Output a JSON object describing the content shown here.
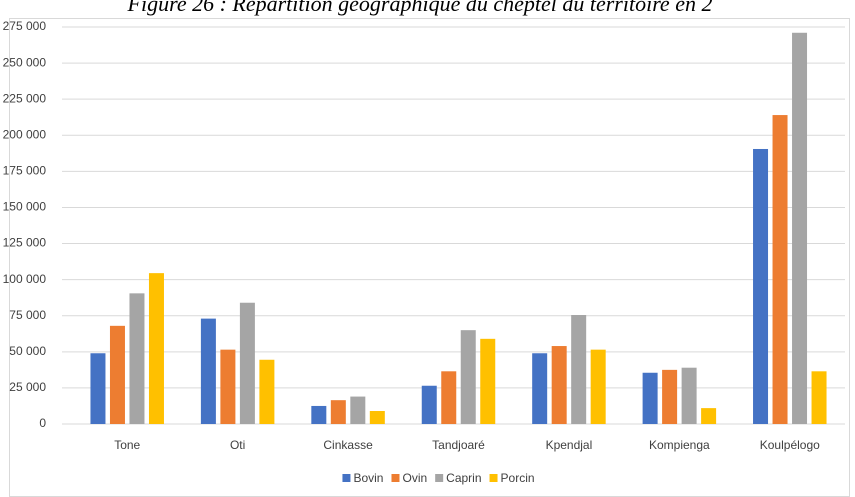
{
  "chart_data": {
    "type": "bar",
    "title": "Figure 26 : Répartition géographique du cheptel du territoire en 2",
    "categories": [
      "Tone",
      "Oti",
      "Cinkasse",
      "Tandjoaré",
      "Kpendjal",
      "Kompienga",
      "Koulpélogo"
    ],
    "series": [
      {
        "name": "Bovin",
        "color": "#4472c4",
        "values": [
          49000,
          73000,
          12500,
          26500,
          49000,
          35500,
          190500
        ]
      },
      {
        "name": "Ovin",
        "color": "#ed7d31",
        "values": [
          68000,
          51500,
          16500,
          36500,
          54000,
          37500,
          214000
        ]
      },
      {
        "name": "Caprin",
        "color": "#a5a5a5",
        "values": [
          90500,
          84000,
          19000,
          65000,
          75500,
          39000,
          271000
        ]
      },
      {
        "name": "Porcin",
        "color": "#ffc000",
        "values": [
          104500,
          44500,
          9000,
          59000,
          51500,
          11000,
          36500
        ]
      }
    ],
    "ylim": [
      0,
      275000
    ],
    "yticks": [
      0,
      {
        "value": 25000,
        "label": "25 000"
      },
      {
        "value": 50000,
        "label": "50 000"
      },
      {
        "value": 75000,
        "label": "75 000"
      },
      {
        "value": 100000,
        "label": "100 000"
      },
      {
        "value": 125000,
        "label": "125 000"
      },
      {
        "value": 150000,
        "label": "150 000"
      },
      {
        "value": 175000,
        "label": "175 000"
      },
      {
        "value": 200000,
        "label": "200 000"
      },
      {
        "value": 225000,
        "label": "225 000"
      },
      {
        "value": 250000,
        "label": "250 000"
      },
      {
        "value": 275000,
        "label": "275 000"
      }
    ],
    "grid": true,
    "legend": "bottom"
  }
}
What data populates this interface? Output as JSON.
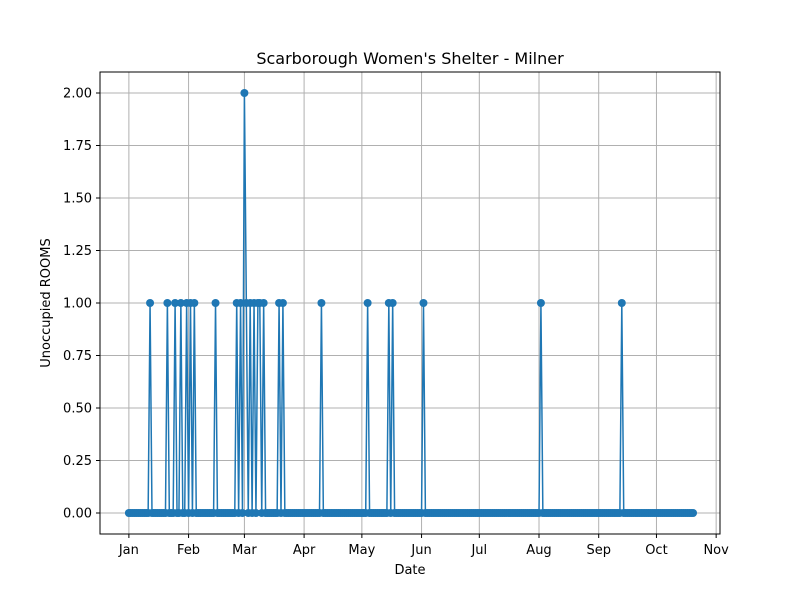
{
  "chart_data": {
    "type": "line",
    "title": "Scarborough Women's Shelter - Milner",
    "xlabel": "Date",
    "ylabel": "Unoccupied ROOMS",
    "x_tick_labels": [
      "Jan",
      "Feb",
      "Mar",
      "Apr",
      "May",
      "Jun",
      "Jul",
      "Aug",
      "Sep",
      "Oct",
      "Nov"
    ],
    "x_tick_dates": [
      "2024-01-01",
      "2024-02-01",
      "2024-03-01",
      "2024-04-01",
      "2024-05-01",
      "2024-06-01",
      "2024-07-01",
      "2024-08-01",
      "2024-09-01",
      "2024-10-01",
      "2024-11-01"
    ],
    "y_tick_labels": [
      "0.00",
      "0.25",
      "0.50",
      "0.75",
      "1.00",
      "1.25",
      "1.50",
      "1.75",
      "2.00"
    ],
    "xlim": [
      "2023-12-17",
      "2024-11-03"
    ],
    "ylim": [
      -0.1,
      2.1
    ],
    "grid": true,
    "series": [
      {
        "color": "#1f77b4",
        "x_range": [
          "2024-01-01",
          "2024-10-20"
        ],
        "default_value": 0,
        "nonzero_points": [
          {
            "date": "2024-01-12",
            "value": 1
          },
          {
            "date": "2024-01-21",
            "value": 1
          },
          {
            "date": "2024-01-25",
            "value": 1
          },
          {
            "date": "2024-01-28",
            "value": 1
          },
          {
            "date": "2024-01-31",
            "value": 1
          },
          {
            "date": "2024-02-02",
            "value": 1
          },
          {
            "date": "2024-02-04",
            "value": 1
          },
          {
            "date": "2024-02-15",
            "value": 1
          },
          {
            "date": "2024-02-26",
            "value": 1
          },
          {
            "date": "2024-02-28",
            "value": 1
          },
          {
            "date": "2024-03-01",
            "value": 2
          },
          {
            "date": "2024-03-02",
            "value": 1
          },
          {
            "date": "2024-03-04",
            "value": 1
          },
          {
            "date": "2024-03-06",
            "value": 1
          },
          {
            "date": "2024-03-08",
            "value": 1
          },
          {
            "date": "2024-03-09",
            "value": 1
          },
          {
            "date": "2024-03-11",
            "value": 1
          },
          {
            "date": "2024-03-19",
            "value": 1
          },
          {
            "date": "2024-03-21",
            "value": 1
          },
          {
            "date": "2024-04-10",
            "value": 1
          },
          {
            "date": "2024-05-04",
            "value": 1
          },
          {
            "date": "2024-05-15",
            "value": 1
          },
          {
            "date": "2024-05-17",
            "value": 1
          },
          {
            "date": "2024-06-02",
            "value": 1
          },
          {
            "date": "2024-08-02",
            "value": 1
          },
          {
            "date": "2024-09-13",
            "value": 1
          }
        ]
      }
    ]
  }
}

**Job:** Identify the lines in the entries that hold "Output" and return each one.

**Answer for the task:**
Output a JSON object describing the content shown here.
What data populates this interface? Output as JSON.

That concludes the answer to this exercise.